■ EXERCISE OBJECTIVE: Reproduce each line from the records that holds "image".

——————

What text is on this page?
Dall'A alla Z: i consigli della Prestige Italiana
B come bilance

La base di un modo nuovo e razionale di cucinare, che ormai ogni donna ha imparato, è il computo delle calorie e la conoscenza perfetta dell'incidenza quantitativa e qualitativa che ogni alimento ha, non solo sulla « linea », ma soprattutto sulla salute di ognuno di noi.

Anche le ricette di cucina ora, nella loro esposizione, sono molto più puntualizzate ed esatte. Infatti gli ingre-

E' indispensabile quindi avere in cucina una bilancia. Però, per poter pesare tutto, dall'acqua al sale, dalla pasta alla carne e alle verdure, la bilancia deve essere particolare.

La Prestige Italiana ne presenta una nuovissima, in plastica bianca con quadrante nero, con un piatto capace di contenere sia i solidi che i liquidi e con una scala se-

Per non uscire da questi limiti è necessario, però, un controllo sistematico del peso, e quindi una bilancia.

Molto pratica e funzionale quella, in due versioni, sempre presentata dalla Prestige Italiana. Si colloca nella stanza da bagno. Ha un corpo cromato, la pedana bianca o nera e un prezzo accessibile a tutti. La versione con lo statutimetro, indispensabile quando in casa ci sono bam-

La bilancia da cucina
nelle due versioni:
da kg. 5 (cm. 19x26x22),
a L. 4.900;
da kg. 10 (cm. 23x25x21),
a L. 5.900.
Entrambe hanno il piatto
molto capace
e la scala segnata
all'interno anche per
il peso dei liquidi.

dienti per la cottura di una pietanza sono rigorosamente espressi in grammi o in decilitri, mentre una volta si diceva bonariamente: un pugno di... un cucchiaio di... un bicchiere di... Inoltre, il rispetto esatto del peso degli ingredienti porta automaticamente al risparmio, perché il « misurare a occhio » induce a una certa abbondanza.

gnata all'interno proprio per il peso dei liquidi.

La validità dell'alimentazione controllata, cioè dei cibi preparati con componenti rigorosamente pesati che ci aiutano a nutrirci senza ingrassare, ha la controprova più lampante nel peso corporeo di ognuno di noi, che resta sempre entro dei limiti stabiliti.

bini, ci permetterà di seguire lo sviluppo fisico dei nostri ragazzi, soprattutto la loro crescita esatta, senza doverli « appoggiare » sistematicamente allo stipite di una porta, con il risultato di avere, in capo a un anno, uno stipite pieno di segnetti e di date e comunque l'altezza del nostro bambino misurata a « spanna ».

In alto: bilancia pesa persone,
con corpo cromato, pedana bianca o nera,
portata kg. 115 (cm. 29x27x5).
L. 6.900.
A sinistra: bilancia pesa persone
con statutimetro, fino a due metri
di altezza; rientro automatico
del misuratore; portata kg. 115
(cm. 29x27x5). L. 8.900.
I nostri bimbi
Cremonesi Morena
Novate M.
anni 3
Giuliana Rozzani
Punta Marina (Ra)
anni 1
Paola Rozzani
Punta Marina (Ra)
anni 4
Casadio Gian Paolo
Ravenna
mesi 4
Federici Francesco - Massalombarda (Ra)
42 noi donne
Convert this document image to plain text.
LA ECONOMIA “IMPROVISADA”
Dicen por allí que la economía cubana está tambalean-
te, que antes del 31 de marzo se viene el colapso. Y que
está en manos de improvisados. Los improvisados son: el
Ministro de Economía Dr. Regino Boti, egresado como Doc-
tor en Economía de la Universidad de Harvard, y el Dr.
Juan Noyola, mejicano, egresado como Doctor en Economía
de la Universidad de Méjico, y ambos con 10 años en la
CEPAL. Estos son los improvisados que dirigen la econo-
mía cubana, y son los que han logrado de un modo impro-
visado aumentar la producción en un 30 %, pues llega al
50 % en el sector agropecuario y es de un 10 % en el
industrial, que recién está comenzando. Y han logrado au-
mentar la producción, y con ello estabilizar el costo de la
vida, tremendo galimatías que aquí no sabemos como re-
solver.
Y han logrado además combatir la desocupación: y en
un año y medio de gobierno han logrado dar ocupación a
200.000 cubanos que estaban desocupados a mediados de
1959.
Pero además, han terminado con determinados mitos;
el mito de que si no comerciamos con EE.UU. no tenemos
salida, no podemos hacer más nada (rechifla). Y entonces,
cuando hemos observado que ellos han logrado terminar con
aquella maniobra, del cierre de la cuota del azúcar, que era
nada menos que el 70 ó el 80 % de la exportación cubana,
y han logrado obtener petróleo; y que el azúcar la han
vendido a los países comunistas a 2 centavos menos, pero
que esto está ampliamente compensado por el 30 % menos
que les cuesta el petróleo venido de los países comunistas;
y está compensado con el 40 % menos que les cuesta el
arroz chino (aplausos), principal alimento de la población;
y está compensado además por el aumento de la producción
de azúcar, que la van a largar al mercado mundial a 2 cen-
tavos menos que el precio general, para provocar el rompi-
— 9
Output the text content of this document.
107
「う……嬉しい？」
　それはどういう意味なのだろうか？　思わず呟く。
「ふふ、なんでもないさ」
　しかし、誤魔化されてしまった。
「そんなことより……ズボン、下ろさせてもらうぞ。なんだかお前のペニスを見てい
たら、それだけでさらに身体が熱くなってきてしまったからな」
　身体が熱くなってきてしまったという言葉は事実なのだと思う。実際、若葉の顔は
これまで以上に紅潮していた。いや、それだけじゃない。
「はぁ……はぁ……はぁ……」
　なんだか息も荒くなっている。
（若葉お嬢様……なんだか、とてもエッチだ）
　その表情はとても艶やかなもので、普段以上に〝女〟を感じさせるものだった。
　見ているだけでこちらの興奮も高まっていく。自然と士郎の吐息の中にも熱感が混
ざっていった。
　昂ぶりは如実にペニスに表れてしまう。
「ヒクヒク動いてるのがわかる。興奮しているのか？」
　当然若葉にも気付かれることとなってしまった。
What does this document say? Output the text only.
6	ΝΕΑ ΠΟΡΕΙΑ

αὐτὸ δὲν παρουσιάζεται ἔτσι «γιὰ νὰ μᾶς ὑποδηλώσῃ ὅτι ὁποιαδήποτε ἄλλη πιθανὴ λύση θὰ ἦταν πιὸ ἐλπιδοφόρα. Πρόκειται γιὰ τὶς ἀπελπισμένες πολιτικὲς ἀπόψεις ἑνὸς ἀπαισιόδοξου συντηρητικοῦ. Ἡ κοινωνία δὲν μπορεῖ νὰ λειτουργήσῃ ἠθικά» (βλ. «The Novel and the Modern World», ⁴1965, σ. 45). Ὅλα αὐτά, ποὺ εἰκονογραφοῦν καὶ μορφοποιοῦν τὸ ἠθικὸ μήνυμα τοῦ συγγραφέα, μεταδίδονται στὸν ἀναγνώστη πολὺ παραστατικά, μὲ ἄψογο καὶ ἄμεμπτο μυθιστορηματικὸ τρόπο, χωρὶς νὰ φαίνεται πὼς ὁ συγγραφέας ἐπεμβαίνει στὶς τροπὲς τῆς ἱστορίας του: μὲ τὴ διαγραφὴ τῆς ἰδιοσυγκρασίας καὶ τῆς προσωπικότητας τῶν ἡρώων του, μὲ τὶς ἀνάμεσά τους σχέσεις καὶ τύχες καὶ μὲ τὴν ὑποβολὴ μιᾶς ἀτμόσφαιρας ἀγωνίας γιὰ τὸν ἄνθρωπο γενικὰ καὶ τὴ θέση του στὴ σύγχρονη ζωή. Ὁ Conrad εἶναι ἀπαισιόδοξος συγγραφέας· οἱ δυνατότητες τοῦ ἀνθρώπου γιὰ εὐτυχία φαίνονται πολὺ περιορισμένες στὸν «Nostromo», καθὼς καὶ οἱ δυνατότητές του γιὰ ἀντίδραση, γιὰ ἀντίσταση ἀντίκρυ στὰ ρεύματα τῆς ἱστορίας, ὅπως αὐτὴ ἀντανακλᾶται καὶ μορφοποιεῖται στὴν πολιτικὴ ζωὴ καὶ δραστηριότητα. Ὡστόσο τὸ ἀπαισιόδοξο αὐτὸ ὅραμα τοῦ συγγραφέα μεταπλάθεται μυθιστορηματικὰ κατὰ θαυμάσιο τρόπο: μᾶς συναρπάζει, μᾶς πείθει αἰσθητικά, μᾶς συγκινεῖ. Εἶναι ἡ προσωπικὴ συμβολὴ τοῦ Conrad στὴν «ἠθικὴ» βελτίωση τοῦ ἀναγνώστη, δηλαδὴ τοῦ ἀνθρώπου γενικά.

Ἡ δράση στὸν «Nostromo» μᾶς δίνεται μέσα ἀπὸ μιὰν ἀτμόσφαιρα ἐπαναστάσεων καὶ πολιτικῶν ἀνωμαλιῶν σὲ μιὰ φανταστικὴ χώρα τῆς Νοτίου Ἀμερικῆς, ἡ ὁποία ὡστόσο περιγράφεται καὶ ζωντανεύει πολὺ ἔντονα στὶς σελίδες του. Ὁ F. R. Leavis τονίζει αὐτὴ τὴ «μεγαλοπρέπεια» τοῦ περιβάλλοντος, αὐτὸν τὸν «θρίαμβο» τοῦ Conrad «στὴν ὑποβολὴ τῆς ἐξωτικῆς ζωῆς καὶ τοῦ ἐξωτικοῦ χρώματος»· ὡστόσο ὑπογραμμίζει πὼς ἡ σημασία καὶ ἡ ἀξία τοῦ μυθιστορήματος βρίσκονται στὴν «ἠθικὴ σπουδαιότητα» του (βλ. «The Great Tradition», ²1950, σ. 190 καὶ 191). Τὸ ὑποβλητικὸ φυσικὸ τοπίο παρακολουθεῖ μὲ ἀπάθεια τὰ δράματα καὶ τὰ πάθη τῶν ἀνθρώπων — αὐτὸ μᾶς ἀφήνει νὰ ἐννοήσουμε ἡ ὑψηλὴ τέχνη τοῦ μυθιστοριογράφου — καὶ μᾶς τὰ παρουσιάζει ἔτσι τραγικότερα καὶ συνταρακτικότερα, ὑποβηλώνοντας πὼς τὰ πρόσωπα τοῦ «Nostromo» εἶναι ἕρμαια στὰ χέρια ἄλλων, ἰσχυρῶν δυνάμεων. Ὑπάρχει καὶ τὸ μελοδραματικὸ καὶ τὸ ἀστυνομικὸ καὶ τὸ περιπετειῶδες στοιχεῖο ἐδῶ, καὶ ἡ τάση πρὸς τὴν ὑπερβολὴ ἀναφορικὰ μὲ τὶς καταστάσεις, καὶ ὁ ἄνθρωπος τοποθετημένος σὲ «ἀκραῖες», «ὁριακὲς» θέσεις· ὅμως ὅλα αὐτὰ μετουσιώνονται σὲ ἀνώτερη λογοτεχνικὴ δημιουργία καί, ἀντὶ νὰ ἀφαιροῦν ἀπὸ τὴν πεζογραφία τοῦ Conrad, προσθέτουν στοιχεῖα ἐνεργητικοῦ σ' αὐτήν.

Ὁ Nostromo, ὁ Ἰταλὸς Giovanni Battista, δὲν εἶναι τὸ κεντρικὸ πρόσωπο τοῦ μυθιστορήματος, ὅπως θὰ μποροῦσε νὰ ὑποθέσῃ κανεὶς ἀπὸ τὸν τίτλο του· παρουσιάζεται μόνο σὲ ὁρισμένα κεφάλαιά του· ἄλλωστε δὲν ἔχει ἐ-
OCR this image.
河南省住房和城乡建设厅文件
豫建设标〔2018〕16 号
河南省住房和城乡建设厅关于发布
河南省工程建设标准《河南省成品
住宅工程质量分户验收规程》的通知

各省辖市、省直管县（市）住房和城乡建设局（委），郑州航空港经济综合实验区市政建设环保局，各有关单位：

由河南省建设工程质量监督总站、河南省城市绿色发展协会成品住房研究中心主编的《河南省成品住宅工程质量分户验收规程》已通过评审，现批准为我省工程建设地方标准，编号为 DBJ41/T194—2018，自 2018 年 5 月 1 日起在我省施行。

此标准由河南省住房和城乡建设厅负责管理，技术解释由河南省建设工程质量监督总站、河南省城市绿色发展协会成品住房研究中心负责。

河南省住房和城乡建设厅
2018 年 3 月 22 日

——————

■ WRITTEN ANSWER:
Convert this document image to plain text.
OCR this image.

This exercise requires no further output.